§ TO-DO LIST
[1] Answer these questions about the call for papers:
(a) Which organization will publish the collection of essays?
(b) Which critical theorist is named?
(c) Which figure from Baudelaire is mentioned?
[2] Reproduce the part of the call for papers that begins at the words "Peer-reviewed Collection of" and ends after "read and write.".

§ TEXT BLOCK
[URBANTH-L] CFP: Word on the Street: Reading, Writing & Inhabiting Public Space (book proposal)

Angela Jancius jancius at ohio.edu
Mon Dec 3 11:34:46 EST 2007

[forwarded from Urbanth-L]

From: Philippe Jarjat <philippejarjat at yahoo.de>

Word on the Street: Reading, Writing & Inhabiting Public Space

Peer-reviewed Collection of Essays to be published by the IGRS in
association with the AHRC-funded Research Training Network in Modern

As the site of everyday social interaction, the street has always
provided a source of inspiration for writers from Chaucer's pilgrims
to Baudelaire's flâneur. Moreover, it has become the focus for
critical theorists such as Michel de Certeau in an attempt to push
the limits of textual analysis beyond literature and art towards our
daily experience of the world as a form of text we simultaneously
read and write.

In compiling this collection of essays, we wish to examine the
different discourses taking place within and upon the space of the
public street. Viewing this form of discourse as an action, we hope
to include a range of discursive and artistic actions which might
include, but are certainly not limited, to: architecture, sculpture,
graffiti, skateboarding, capoeira, parkour, street theatre, and busking.

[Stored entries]
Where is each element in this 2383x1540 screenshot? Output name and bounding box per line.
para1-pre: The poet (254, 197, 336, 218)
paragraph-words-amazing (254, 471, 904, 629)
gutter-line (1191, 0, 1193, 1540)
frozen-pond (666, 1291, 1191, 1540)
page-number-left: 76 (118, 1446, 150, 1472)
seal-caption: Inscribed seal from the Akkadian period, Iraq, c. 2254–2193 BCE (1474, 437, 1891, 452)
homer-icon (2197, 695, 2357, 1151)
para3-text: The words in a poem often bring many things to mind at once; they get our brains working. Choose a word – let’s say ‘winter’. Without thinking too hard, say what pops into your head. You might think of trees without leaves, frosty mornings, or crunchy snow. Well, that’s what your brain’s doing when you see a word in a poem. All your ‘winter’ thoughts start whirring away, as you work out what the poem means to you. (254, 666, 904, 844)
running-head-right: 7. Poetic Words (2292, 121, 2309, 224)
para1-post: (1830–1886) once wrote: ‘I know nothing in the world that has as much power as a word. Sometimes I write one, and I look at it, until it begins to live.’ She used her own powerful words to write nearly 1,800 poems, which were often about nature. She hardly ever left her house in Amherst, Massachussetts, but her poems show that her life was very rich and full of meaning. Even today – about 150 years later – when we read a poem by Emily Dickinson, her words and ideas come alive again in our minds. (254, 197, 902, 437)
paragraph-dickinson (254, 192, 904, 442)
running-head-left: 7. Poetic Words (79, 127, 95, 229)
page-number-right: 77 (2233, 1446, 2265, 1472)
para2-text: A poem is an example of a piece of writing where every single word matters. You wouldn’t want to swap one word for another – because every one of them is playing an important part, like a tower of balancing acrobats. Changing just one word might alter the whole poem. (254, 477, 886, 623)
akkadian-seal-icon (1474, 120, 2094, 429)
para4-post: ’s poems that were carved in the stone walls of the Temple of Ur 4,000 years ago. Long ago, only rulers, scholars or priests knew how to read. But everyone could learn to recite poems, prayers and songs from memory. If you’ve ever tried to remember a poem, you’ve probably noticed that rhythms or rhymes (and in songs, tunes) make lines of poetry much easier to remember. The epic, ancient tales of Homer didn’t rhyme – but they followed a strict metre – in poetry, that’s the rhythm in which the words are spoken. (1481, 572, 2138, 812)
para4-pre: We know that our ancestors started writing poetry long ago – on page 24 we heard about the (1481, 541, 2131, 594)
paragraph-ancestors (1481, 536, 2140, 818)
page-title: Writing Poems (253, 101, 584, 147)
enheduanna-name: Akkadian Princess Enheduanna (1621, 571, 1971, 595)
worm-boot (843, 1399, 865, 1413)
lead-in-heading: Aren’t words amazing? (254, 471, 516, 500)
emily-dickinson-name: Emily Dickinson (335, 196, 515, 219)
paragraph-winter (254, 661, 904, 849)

§ EXERCISE RESULTS
[1]
(a) The IGRS
(b) Michel de Certeau
(c) The flâneur

[2]
Peer-reviewed Collection of Essays to be published by the IGRS in
association with the AHRC-funded Research Training Network in Modern

As the site of everyday social interaction, the street has always
provided a source of inspiration for writers from Chaucer's pilgrims
to Baudelaire's flâneur. Moreover, it has become the focus for
critical theorists such as Michel de Certeau in an attempt to push
the limits of textual analysis beyond literature and art towards our
daily experience of the world as a form of text we simultaneously
read and write.